## [TO BE DONE]
Show only lines that include "within".

## [WORKING DATA]
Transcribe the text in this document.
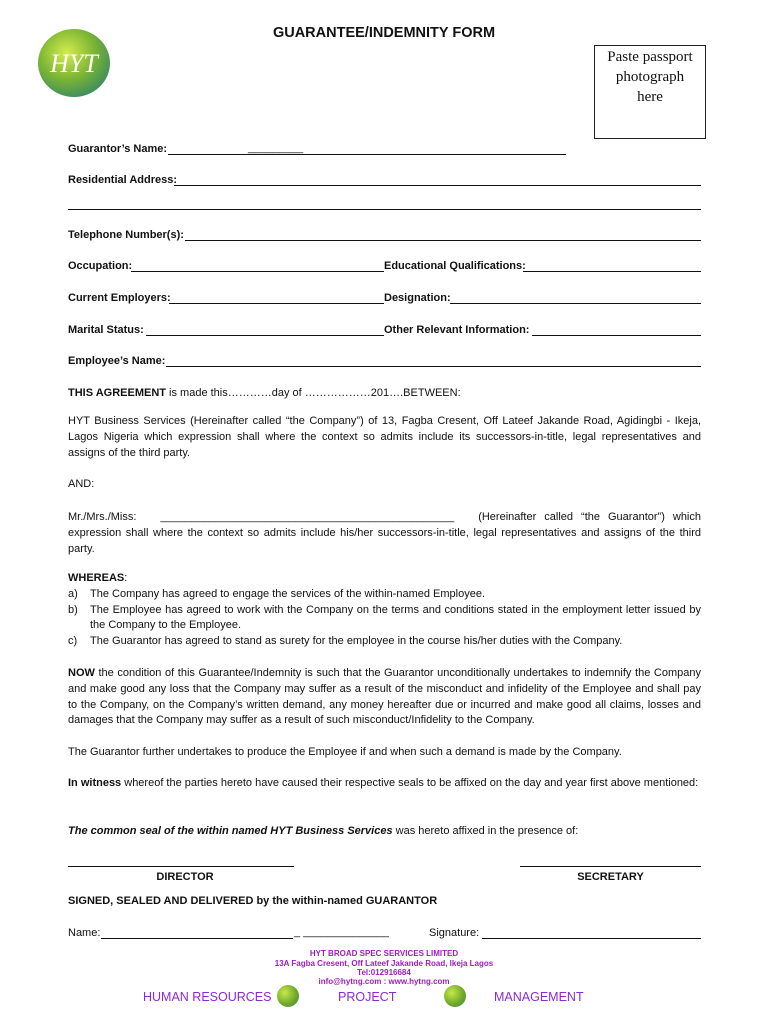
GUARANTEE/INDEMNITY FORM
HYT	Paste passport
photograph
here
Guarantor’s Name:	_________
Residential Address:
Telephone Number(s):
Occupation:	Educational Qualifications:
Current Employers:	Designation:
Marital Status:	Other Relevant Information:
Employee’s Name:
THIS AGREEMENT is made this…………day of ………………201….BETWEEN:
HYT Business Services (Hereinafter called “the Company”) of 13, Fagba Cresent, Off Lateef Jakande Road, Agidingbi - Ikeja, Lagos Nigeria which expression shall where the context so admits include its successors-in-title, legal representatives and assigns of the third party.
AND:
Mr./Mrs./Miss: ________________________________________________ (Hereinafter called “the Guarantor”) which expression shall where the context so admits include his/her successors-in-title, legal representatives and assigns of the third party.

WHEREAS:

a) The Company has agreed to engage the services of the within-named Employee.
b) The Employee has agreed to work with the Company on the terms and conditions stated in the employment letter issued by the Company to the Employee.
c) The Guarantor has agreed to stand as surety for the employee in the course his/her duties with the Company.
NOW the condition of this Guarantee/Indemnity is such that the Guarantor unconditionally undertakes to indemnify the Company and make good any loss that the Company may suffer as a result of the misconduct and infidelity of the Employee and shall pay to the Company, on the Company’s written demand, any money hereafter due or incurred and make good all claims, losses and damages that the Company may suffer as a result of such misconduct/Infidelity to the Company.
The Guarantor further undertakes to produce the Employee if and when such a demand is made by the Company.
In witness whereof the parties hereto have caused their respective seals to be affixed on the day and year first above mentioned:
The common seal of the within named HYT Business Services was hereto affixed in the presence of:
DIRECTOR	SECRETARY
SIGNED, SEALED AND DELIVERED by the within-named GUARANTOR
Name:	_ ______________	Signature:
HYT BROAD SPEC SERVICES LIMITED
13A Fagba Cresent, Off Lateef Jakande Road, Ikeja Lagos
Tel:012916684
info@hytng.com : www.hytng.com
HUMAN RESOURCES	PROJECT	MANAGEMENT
--
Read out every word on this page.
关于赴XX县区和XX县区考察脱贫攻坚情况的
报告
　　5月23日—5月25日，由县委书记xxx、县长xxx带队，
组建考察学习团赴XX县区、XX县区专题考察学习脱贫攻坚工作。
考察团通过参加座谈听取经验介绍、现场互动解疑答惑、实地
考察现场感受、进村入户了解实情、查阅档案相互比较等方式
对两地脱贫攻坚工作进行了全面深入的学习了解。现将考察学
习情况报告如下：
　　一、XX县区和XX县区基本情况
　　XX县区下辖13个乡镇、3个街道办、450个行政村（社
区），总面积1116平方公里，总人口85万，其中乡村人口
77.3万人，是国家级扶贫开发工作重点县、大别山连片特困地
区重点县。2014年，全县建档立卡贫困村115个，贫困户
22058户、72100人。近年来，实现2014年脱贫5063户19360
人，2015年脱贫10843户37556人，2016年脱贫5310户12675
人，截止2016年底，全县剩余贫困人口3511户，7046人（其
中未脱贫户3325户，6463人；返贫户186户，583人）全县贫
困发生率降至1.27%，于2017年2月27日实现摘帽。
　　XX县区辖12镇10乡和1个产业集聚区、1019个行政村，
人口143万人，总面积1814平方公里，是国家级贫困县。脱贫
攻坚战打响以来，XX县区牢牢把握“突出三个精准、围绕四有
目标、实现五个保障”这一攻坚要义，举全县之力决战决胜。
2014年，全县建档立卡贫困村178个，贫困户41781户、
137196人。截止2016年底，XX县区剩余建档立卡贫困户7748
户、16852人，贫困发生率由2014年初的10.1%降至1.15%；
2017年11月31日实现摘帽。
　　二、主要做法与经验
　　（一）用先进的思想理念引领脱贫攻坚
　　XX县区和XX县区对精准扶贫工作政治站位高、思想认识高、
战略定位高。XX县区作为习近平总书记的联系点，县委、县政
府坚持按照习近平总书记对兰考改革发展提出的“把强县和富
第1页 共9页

## [RESULT OF THIS TASK]
a) The Company has agreed to engage the services of the within-named Employee.
The common seal of the within named HYT Business Services was hereto affixed in the presence of:
SIGNED, SEALED AND DELIVERED by the within-named GUARANTOR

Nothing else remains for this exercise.